_Task brief_
Report the count of lines that carry the string "GPGO", and add nothing.

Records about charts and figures
========================================

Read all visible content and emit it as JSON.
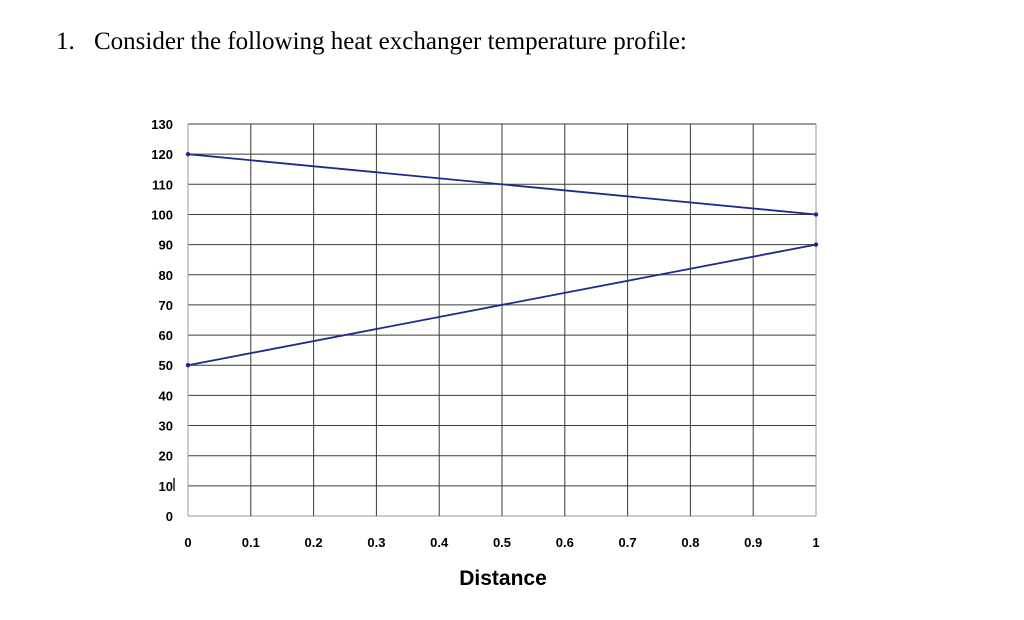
{
  "question": {
    "number": "1.",
    "text": "Consider the following heat exchanger temperature profile:"
  },
  "chart_data": {
    "type": "line",
    "title": "",
    "xlabel": "Distance",
    "ylabel": "",
    "xlim": [
      0,
      1
    ],
    "ylim": [
      0,
      130
    ],
    "x_ticks": [
      "0",
      "0.1",
      "0.2",
      "0.3",
      "0.4",
      "0.5",
      "0.6",
      "0.7",
      "0.8",
      "0.9",
      "1"
    ],
    "y_ticks": [
      "130",
      "120",
      "110",
      "100",
      "90",
      "80",
      "70",
      "60",
      "50",
      "40",
      "30",
      "20",
      "10",
      "0"
    ],
    "grid": true,
    "series": [
      {
        "x": [
          0,
          1
        ],
        "y": [
          120,
          100
        ],
        "color": "#1f2a8c"
      },
      {
        "x": [
          0,
          1
        ],
        "y": [
          50,
          90
        ],
        "color": "#1f2a8c"
      }
    ]
  }
}
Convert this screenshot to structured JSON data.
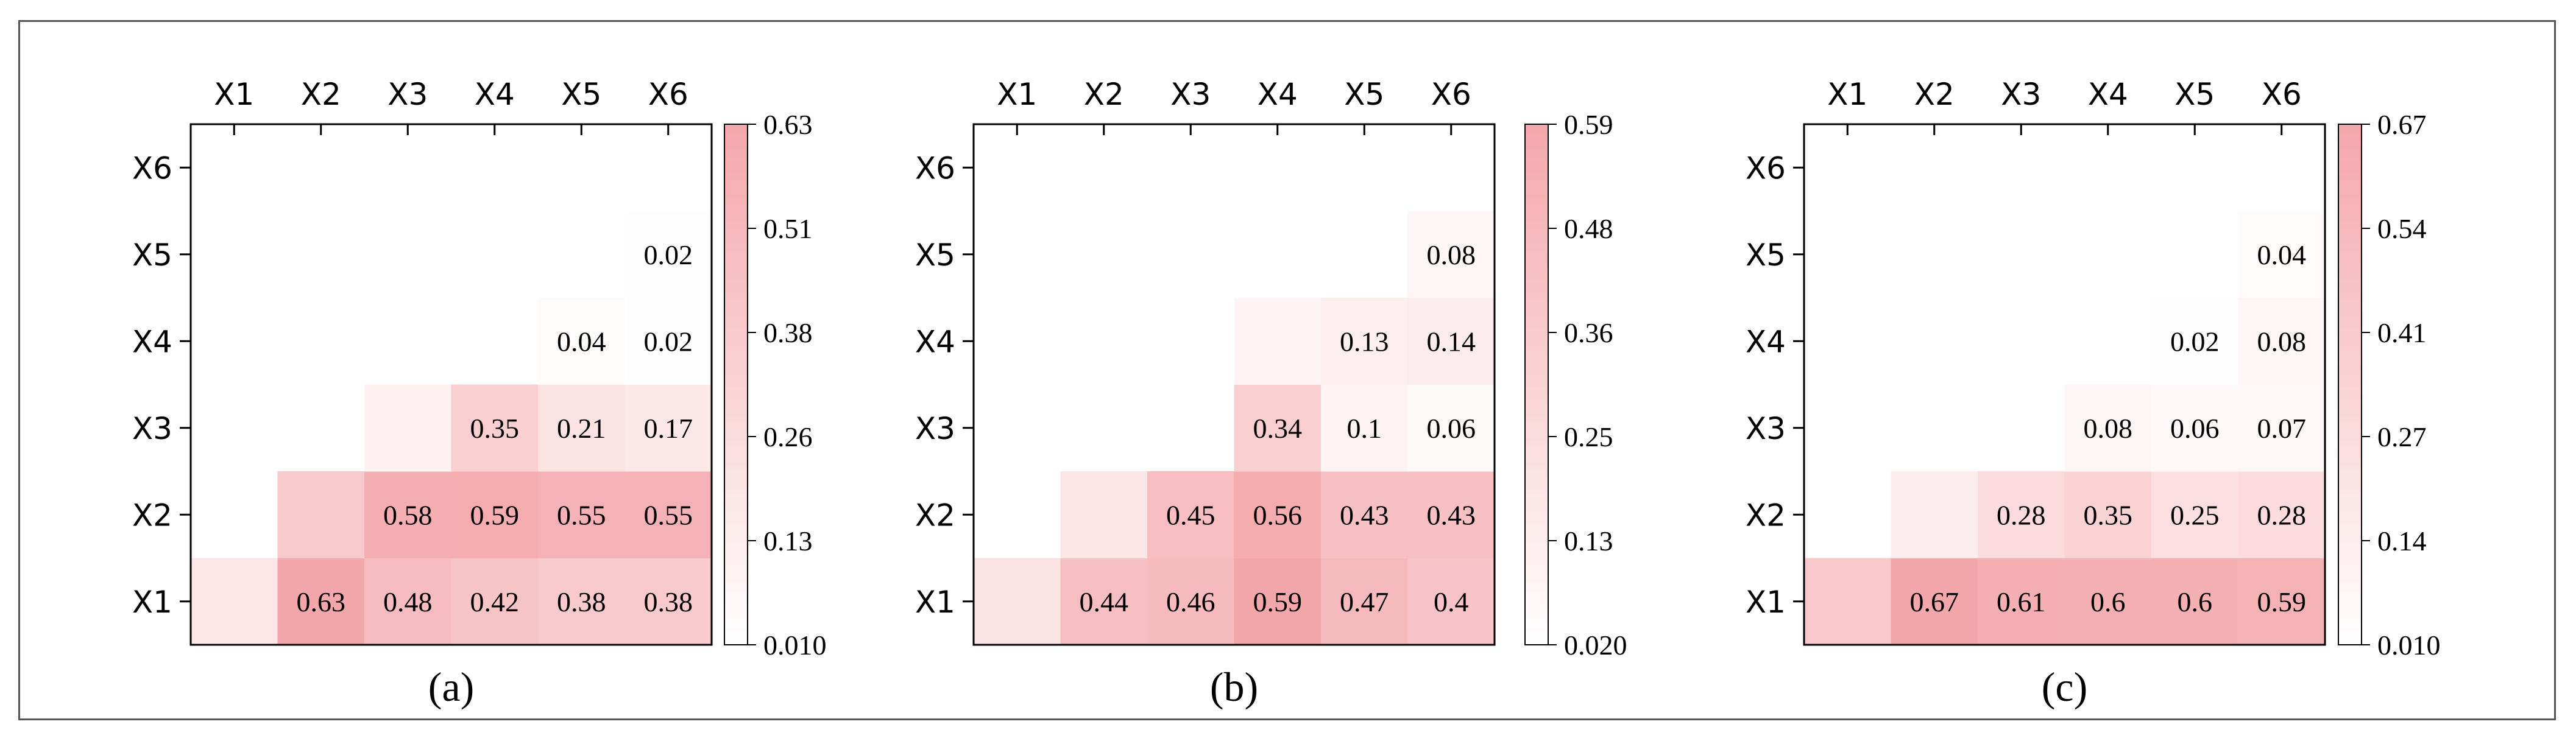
{
  "chart_data": [
    {
      "type": "heatmap",
      "panel_label": "(a)",
      "x_categories": [
        "X1",
        "X2",
        "X3",
        "X4",
        "X5",
        "X6"
      ],
      "y_categories": [
        "X6",
        "X5",
        "X4",
        "X3",
        "X2",
        "X1"
      ],
      "colorbar_ticks": [
        "0.63",
        "0.51",
        "0.38",
        "0.26",
        "0.13",
        "0.010"
      ],
      "colorbar_range": [
        0.01,
        0.63
      ],
      "cells": [
        {
          "row": "X1",
          "col": "X1",
          "value": null,
          "fill": 0.28
        },
        {
          "row": "X1",
          "col": "X2",
          "value": 0.63
        },
        {
          "row": "X1",
          "col": "X3",
          "value": 0.48
        },
        {
          "row": "X1",
          "col": "X4",
          "value": 0.42
        },
        {
          "row": "X1",
          "col": "X5",
          "value": 0.38
        },
        {
          "row": "X1",
          "col": "X6",
          "value": 0.38
        },
        {
          "row": "X2",
          "col": "X2",
          "value": null,
          "fill": 0.6
        },
        {
          "row": "X2",
          "col": "X3",
          "value": 0.58
        },
        {
          "row": "X2",
          "col": "X4",
          "value": 0.59
        },
        {
          "row": "X2",
          "col": "X5",
          "value": 0.55
        },
        {
          "row": "X2",
          "col": "X6",
          "value": 0.55
        },
        {
          "row": "X3",
          "col": "X3",
          "value": null,
          "fill": 0.16
        },
        {
          "row": "X3",
          "col": "X4",
          "value": 0.35
        },
        {
          "row": "X3",
          "col": "X5",
          "value": 0.21
        },
        {
          "row": "X3",
          "col": "X6",
          "value": 0.17
        },
        {
          "row": "X4",
          "col": "X5",
          "value": 0.04
        },
        {
          "row": "X4",
          "col": "X6",
          "value": 0.02
        },
        {
          "row": "X5",
          "col": "X6",
          "value": 0.02
        }
      ]
    },
    {
      "type": "heatmap",
      "panel_label": "(b)",
      "x_categories": [
        "X1",
        "X2",
        "X3",
        "X4",
        "X5",
        "X6"
      ],
      "y_categories": [
        "X6",
        "X5",
        "X4",
        "X3",
        "X2",
        "X1"
      ],
      "colorbar_ticks": [
        "0.59",
        "0.48",
        "0.36",
        "0.25",
        "0.13",
        "0.020"
      ],
      "colorbar_range": [
        0.02,
        0.59
      ],
      "cells": [
        {
          "row": "X1",
          "col": "X1",
          "value": null,
          "fill": 0.32
        },
        {
          "row": "X1",
          "col": "X2",
          "value": 0.44
        },
        {
          "row": "X1",
          "col": "X3",
          "value": 0.46
        },
        {
          "row": "X1",
          "col": "X4",
          "value": 0.59
        },
        {
          "row": "X1",
          "col": "X5",
          "value": 0.47
        },
        {
          "row": "X1",
          "col": "X6",
          "value": 0.4
        },
        {
          "row": "X2",
          "col": "X2",
          "value": null,
          "fill": 0.3
        },
        {
          "row": "X2",
          "col": "X3",
          "value": 0.45
        },
        {
          "row": "X2",
          "col": "X4",
          "value": 0.56
        },
        {
          "row": "X2",
          "col": "X5",
          "value": 0.43
        },
        {
          "row": "X2",
          "col": "X6",
          "value": 0.43
        },
        {
          "row": "X3",
          "col": "X4",
          "value": 0.34
        },
        {
          "row": "X3",
          "col": "X5",
          "value": 0.1
        },
        {
          "row": "X3",
          "col": "X6",
          "value": 0.06
        },
        {
          "row": "X4",
          "col": "X4",
          "value": null,
          "fill": 0.12
        },
        {
          "row": "X4",
          "col": "X5",
          "value": 0.13
        },
        {
          "row": "X4",
          "col": "X6",
          "value": 0.14
        },
        {
          "row": "X5",
          "col": "X6",
          "value": 0.08
        }
      ]
    },
    {
      "type": "heatmap",
      "panel_label": "(c)",
      "x_categories": [
        "X1",
        "X2",
        "X3",
        "X4",
        "X5",
        "X6"
      ],
      "y_categories": [
        "X6",
        "X5",
        "X4",
        "X3",
        "X2",
        "X1"
      ],
      "colorbar_ticks": [
        "0.67",
        "0.54",
        "0.41",
        "0.27",
        "0.14",
        "0.010"
      ],
      "colorbar_range": [
        0.01,
        0.67
      ],
      "cells": [
        {
          "row": "X1",
          "col": "X1",
          "value": null,
          "fill": 0.62
        },
        {
          "row": "X1",
          "col": "X2",
          "value": 0.67
        },
        {
          "row": "X1",
          "col": "X3",
          "value": 0.61
        },
        {
          "row": "X1",
          "col": "X4",
          "value": 0.6
        },
        {
          "row": "X1",
          "col": "X5",
          "value": 0.6
        },
        {
          "row": "X1",
          "col": "X6",
          "value": 0.59
        },
        {
          "row": "X2",
          "col": "X2",
          "value": null,
          "fill": 0.2
        },
        {
          "row": "X2",
          "col": "X3",
          "value": 0.28
        },
        {
          "row": "X2",
          "col": "X4",
          "value": 0.35
        },
        {
          "row": "X2",
          "col": "X5",
          "value": 0.25
        },
        {
          "row": "X2",
          "col": "X6",
          "value": 0.28
        },
        {
          "row": "X3",
          "col": "X4",
          "value": 0.08
        },
        {
          "row": "X3",
          "col": "X5",
          "value": 0.06
        },
        {
          "row": "X3",
          "col": "X6",
          "value": 0.07
        },
        {
          "row": "X4",
          "col": "X5",
          "value": 0.02
        },
        {
          "row": "X4",
          "col": "X6",
          "value": 0.08
        },
        {
          "row": "X5",
          "col": "X6",
          "value": 0.04
        }
      ]
    }
  ],
  "colors": {
    "high": "#f4a7ab",
    "low": "#ffffff",
    "frame": "#555555",
    "axis": "#000000"
  }
}
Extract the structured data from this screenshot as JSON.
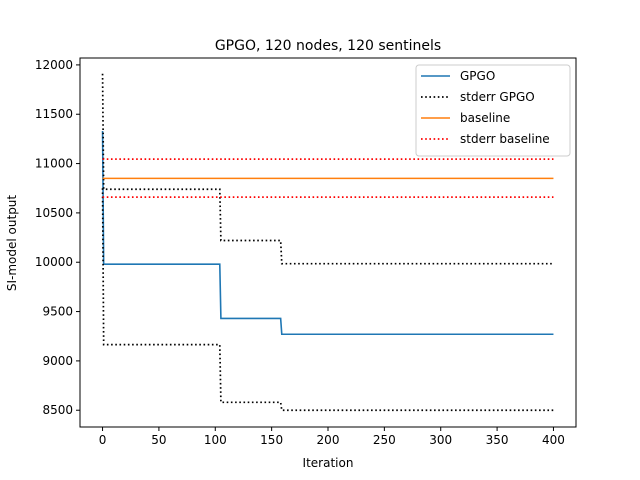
{
  "chart_data": {
    "type": "line",
    "title": "GPGO, 120 nodes, 120 sentinels",
    "xlabel": "Iteration",
    "ylabel": "SI-model output",
    "xlim": [
      -20,
      420
    ],
    "ylim": [
      8330,
      12070
    ],
    "xticks": [
      0,
      50,
      100,
      150,
      200,
      250,
      300,
      350,
      400
    ],
    "yticks": [
      8500,
      9000,
      9500,
      10000,
      10500,
      11000,
      11500,
      12000
    ],
    "grid": false,
    "legend_position": "top-right",
    "series": [
      {
        "name": "GPGO",
        "color": "#1f77b4",
        "style": "solid",
        "x": [
          0,
          1,
          104,
          105,
          158,
          159,
          400
        ],
        "y": [
          11330,
          9980,
          9980,
          9430,
          9430,
          9270,
          9270
        ]
      },
      {
        "name": "stderr GPGO",
        "color": "#000000",
        "style": "dotted",
        "x": [
          0,
          1,
          104,
          105,
          158,
          159,
          400
        ],
        "y": [
          11910,
          10740,
          10740,
          10220,
          10220,
          9985,
          9985
        ]
      },
      {
        "name": "",
        "color": "#000000",
        "style": "dotted",
        "x": [
          0,
          1,
          104,
          105,
          158,
          159,
          400
        ],
        "y": [
          10750,
          9165,
          9165,
          8580,
          8580,
          8500,
          8500
        ]
      },
      {
        "name": "baseline",
        "color": "#ff7f0e",
        "style": "solid",
        "x": [
          0,
          400
        ],
        "y": [
          10850,
          10850
        ]
      },
      {
        "name": "stderr baseline",
        "color": "#ff0000",
        "style": "dotted",
        "x": [
          0,
          400
        ],
        "y": [
          11045,
          11045
        ]
      },
      {
        "name": "",
        "color": "#ff0000",
        "style": "dotted",
        "x": [
          0,
          400
        ],
        "y": [
          10660,
          10660
        ]
      }
    ]
  }
}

========================================

_Answer to the task_
3